Problem description >> Each record is to be printed again precisely as it reads.

[Rows from a figure dataset]
******************************

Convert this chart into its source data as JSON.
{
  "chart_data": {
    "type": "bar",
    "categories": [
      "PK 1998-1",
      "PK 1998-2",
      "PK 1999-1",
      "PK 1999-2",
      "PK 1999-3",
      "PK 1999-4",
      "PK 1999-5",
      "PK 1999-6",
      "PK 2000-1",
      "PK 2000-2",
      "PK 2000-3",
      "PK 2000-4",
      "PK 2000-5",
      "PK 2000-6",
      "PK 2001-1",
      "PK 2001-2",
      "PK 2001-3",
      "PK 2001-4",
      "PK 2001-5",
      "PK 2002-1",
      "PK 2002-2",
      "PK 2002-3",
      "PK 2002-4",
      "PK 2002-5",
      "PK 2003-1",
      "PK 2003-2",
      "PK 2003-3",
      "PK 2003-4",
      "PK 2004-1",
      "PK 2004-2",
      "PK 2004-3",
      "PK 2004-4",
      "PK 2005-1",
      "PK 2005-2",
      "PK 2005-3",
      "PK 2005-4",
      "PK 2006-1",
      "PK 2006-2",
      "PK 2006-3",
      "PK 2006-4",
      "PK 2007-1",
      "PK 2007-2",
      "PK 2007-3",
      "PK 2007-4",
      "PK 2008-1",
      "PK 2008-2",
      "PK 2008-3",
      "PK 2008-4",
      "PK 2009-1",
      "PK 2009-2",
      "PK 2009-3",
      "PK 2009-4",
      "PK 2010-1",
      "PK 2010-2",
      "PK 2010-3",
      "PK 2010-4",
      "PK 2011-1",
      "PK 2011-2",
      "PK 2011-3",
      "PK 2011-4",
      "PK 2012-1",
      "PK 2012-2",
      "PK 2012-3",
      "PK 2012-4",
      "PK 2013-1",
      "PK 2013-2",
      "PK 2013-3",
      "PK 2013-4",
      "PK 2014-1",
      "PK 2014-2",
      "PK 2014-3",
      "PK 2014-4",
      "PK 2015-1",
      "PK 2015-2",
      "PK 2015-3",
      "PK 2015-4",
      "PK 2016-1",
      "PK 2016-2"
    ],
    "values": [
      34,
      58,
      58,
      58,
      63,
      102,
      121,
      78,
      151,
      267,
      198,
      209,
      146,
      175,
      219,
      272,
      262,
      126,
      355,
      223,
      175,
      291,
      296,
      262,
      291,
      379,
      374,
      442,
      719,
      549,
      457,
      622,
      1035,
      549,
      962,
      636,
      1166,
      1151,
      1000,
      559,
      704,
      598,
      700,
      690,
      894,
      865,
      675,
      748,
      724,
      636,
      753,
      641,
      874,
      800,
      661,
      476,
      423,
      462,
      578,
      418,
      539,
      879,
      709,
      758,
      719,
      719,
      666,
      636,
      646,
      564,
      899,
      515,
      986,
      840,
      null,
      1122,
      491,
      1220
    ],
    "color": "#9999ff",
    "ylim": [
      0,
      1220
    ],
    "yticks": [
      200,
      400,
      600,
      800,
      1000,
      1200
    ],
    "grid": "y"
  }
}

******************************

Written answer >>
Convert this chart into its source data as JSON.
{
  "chart_data": {
    "type": "bar",
    "categories": [
      "PK 1998-1",
      "PK 1998-2",
      "PK 1999-1",
      "PK 1999-2",
      "PK 1999-3",
      "PK 1999-4",
      "PK 1999-5",
      "PK 1999-6",
      "PK 2000-1",
      "PK 2000-2",
      "PK 2000-3",
      "PK 2000-4",
      "PK 2000-5",
      "PK 2000-6",
      "PK 2001-1",
      "PK 2001-2",
      "PK 2001-3",
      "PK 2001-4",
      "PK 2001-5",
      "PK 2002-1",
      "PK 2002-2",
      "PK 2002-3",
      "PK 2002-4",
      "PK 2002-5",
      "PK 2003-1",
      "PK 2003-2",
      "PK 2003-3",
      "PK 2003-4",
      "PK 2004-1",
      "PK 2004-2",
      "PK 2004-3",
      "PK 2004-4",
      "PK 2005-1",
      "PK 2005-2",
      "PK 2005-3",
      "PK 2005-4",
      "PK 2006-1",
      "PK 2006-2",
      "PK 2006-3",
      "PK 2006-4",
      "PK 2007-1",
      "PK 2007-2",
      "PK 2007-3",
      "PK 2007-4",
      "PK 2008-1",
      "PK 2008-2",
      "PK 2008-3",
      "PK 2008-4",
      "PK 2009-1",
      "PK 2009-2",
      "PK 2009-3",
      "PK 2009-4",
      "PK 2010-1",
      "PK 2010-2",
      "PK 2010-3",
      "PK 2010-4",
      "PK 2011-1",
      "PK 2011-2",
      "PK 2011-3",
      "PK 2011-4",
      "PK 2012-1",
      "PK 2012-2",
      "PK 2012-3",
      "PK 2012-4",
      "PK 2013-1",
      "PK 2013-2",
      "PK 2013-3",
      "PK 2013-4",
      "PK 2014-1",
      "PK 2014-2",
      "PK 2014-3",
      "PK 2014-4",
      "PK 2015-1",
      "PK 2015-2",
      "PK 2015-3",
      "PK 2015-4",
      "PK 2016-1",
      "PK 2016-2"
    ],
    "values": [
      34,
      58,
      58,
      58,
      63,
      102,
      121,
      78,
      151,
      267,
      198,
      209,
      146,
      175,
      219,
      272,
      262,
      126,
      355,
      223,
      175,
      291,
      296,
      262,
      291,
      379,
      374,
      442,
      719,
      549,
      457,
      622,
      1035,
      549,
      962,
      636,
      1166,
      1151,
      1000,
      559,
      704,
      598,
      700,
      690,
      894,
      865,
      675,
      748,
      724,
      636,
      753,
      641,
      874,
      800,
      661,
      476,
      423,
      462,
      578,
      418,
      539,
      879,
      709,
      758,
      719,
      719,
      666,
      636,
      646,
      564,
      899,
      515,
      986,
      840,
      null,
      1122,
      491,
      1220
    ],
    "color": "#9999ff",
    "ylim": [
      0,
      1220
    ],
    "yticks": [
      200,
      400,
      600,
      800,
      1000,
      1200
    ],
    "grid": "y"
  }
}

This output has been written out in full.